Every line that holds "text" should be shown.

▸ **Records shown**:
- - - - -
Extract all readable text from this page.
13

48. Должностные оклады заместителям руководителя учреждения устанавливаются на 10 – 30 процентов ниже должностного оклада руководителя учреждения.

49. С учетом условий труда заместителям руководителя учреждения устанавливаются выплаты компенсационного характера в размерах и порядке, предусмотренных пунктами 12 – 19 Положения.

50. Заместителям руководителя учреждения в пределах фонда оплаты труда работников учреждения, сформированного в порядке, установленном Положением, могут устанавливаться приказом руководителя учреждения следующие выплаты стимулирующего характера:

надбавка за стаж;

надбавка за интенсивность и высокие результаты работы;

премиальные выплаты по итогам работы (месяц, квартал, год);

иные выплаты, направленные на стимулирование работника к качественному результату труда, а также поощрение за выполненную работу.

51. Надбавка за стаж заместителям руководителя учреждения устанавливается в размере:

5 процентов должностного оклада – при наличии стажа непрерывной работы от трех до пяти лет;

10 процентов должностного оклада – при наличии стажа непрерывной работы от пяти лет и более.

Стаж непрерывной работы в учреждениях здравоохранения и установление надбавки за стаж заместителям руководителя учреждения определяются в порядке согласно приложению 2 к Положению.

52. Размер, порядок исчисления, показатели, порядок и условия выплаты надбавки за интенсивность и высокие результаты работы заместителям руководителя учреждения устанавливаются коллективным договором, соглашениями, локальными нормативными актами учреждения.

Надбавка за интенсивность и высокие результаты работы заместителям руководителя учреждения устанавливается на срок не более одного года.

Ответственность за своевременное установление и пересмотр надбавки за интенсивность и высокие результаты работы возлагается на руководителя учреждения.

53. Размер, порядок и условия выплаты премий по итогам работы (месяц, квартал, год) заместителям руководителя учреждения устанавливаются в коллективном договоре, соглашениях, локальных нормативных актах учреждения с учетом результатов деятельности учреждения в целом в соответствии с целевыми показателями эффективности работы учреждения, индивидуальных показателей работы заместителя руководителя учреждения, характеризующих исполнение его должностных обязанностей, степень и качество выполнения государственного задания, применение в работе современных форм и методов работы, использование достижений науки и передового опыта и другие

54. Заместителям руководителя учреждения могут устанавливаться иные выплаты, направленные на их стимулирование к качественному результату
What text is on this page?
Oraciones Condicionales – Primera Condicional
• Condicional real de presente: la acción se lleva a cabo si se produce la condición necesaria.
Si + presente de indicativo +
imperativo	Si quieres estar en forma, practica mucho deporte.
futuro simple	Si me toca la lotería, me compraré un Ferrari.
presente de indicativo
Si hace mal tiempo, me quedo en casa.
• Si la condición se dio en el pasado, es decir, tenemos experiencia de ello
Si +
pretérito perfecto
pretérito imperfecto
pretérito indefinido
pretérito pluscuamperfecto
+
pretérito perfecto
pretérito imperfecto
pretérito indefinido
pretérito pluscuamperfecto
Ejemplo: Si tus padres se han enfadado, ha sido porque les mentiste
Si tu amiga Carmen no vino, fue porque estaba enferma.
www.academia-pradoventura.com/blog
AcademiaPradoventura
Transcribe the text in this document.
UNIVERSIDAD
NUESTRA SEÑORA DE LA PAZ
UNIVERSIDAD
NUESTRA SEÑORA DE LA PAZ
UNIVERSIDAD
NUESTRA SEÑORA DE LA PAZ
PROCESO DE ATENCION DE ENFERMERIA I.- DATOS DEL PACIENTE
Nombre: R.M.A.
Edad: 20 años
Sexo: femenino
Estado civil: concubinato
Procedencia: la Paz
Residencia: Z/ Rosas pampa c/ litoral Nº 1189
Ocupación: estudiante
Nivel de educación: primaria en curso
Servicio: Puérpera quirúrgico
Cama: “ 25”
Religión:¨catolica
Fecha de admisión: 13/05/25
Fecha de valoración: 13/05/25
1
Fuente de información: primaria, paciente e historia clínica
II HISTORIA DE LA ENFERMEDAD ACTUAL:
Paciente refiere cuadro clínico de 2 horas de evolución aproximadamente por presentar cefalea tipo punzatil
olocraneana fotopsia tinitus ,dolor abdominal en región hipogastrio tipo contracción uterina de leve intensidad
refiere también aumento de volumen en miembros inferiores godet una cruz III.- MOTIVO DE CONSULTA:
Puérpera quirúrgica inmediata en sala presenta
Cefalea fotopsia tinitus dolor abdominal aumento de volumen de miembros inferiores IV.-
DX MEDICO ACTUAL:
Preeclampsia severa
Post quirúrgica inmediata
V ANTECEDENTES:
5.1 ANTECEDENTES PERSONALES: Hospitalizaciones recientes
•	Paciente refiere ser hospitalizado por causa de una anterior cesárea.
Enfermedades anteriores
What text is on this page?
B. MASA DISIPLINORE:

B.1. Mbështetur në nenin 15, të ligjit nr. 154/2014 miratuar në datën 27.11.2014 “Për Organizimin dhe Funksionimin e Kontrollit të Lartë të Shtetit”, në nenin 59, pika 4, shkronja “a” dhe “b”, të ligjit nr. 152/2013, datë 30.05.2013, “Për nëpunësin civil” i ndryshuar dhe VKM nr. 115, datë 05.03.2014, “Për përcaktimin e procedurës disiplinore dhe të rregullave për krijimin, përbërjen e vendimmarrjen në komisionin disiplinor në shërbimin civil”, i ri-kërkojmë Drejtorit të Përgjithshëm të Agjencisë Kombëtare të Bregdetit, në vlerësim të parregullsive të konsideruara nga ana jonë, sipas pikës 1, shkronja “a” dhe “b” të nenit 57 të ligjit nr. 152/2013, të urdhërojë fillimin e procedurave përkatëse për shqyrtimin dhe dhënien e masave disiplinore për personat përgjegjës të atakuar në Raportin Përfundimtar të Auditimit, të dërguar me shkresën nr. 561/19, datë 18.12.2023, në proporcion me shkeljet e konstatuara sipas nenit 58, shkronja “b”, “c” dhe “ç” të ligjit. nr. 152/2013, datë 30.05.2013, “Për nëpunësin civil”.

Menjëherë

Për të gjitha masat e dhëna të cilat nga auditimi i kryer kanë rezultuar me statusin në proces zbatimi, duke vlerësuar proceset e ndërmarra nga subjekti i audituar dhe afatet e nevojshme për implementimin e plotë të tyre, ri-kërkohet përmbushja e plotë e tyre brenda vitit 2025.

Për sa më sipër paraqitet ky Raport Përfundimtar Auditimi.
- - - - -
▸ **Response to this exercise**:
Extract all readable text from this page.
What text is on this page?
Transcribe the text in this document.
What text is on this page?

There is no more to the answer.